→ **AVAILABLE RECORDS**:
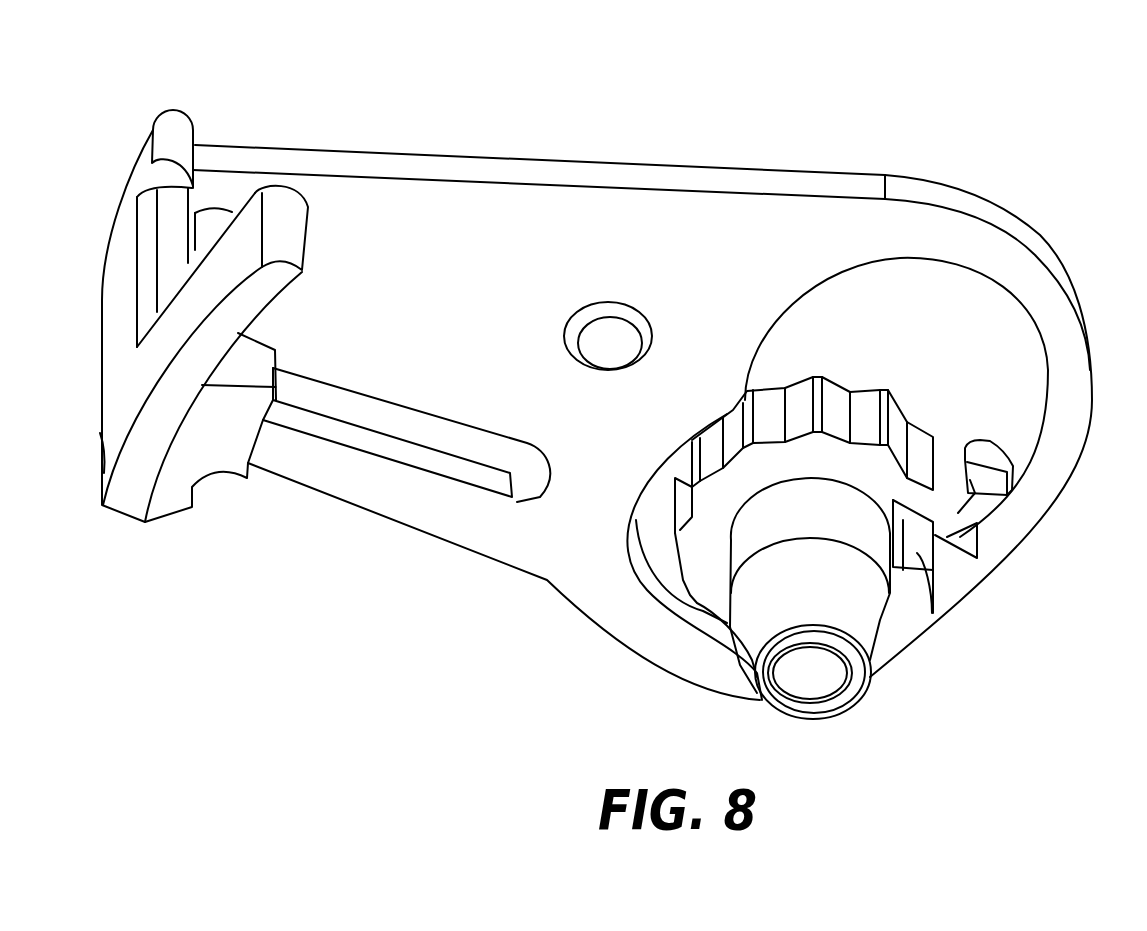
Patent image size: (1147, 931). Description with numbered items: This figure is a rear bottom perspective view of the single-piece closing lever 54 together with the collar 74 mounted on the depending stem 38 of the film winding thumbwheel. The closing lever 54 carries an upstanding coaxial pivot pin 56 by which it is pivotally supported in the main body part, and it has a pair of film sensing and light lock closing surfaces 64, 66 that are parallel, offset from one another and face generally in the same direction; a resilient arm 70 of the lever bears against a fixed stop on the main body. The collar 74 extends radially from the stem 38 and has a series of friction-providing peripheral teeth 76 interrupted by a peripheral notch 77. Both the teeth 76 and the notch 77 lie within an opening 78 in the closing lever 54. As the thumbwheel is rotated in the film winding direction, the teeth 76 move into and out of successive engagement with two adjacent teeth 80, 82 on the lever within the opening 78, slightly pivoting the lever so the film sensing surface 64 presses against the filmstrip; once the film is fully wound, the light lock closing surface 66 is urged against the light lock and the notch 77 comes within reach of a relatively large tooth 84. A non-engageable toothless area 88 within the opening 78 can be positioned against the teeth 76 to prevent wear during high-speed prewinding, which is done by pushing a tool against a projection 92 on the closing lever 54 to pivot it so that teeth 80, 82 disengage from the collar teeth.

The depending stem 38 is at (863, 690).
The closing lever 54 is at (450, 153).
The pivot pin 56 is at (600, 352).
The film sensing surface 64 is at (295, 227).
The light lock closing surface 66 is at (265, 368).
The resilient arm 70 is at (363, 512).
The collar 74 is at (807, 378).
The peripheral teeth 76 is at (733, 413).
The peripheral notch 77 is at (932, 613).
The opening 78 is at (950, 305).
The tooth 80 is at (945, 535).
The tooth 82 is at (942, 580).
The large tooth 84 is at (1013, 467).
The toothless area 88 is at (697, 617).
The projection 92 is at (170, 143).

→ **EXERCISE**:
Please turn the lines above into a Markdown table with two columns, Row and Line, numbering each row and skipping blank lines. Leave the picture out of your answer.

→ **WRITTEN ANSWER**:
| Row | Line |
|---|---|
| 1 | Patent image size: (1147, 931). Description with numbered items: This figure is a rear bottom perspective view of the single-piece closing lever 54 together with the collar 74 mounted on the depending stem 38 of the film winding thumbwheel. The closing lever 54 carries an upstanding coaxial pivot pin 56 by which it is pivotally supported in the main body part, and it has a pair of film sensing and light lock closing surfaces 64, 66 that are parallel, offset from one another and face generally in the same direction; a resilient arm 70 of the lever bears against a fixed stop on the main body. The collar 74 extends radially from the stem 38 and has a series of friction-providing peripheral teeth 76 interrupted by a peripheral notch 77. Both the teeth 76 and the notch 77 lie within an opening 78 in the closing lever 54. As the thumbwheel is rotated in the film winding direction, the teeth 76 move into and out of successive engagement with two adjacent teeth 80, 82 on the lever within the opening 78, slightly pivoting the lever so the film sensing surface 64 presses against the filmstrip; once the film is fully wound, the light lock closing surface 66 is urged against the light lock and the notch 77 comes within reach of a relatively large tooth 84. A non-engageable toothless area 88 within the opening 78 can be positioned against the teeth 76 to prevent wear during high-speed prewinding, which is done by pushing a tool against a projection 92 on the closing lever 54 to pivot it so that teeth 80, 82 disengage from the collar teeth. |
| 2 | The depending stem 38 is at (863, 690). |
| 3 | The closing lever 54 is at (450, 153). |
| 4 | The pivot pin 56 is at (600, 352). |
| 5 | The film sensing surface 64 is at (295, 227). |
| 6 | The light lock closing surface 66 is at (265, 368). |
| 7 | The resilient arm 70 is at (363, 512). |
| 8 | The collar 74 is at (807, 378). |
| 9 | The peripheral teeth 76 is at (733, 413). |
| 10 | The peripheral notch 77 is at (932, 613). |
| 11 | The opening 78 is at (950, 305). |
| 12 | The tooth 80 is at (945, 535). |
| 13 | The tooth 82 is at (942, 580). |
| 14 | The large tooth 84 is at (1013, 467). |
| 15 | The toothless area 88 is at (697, 617). |
| 16 | The projection 92 is at (170, 143). |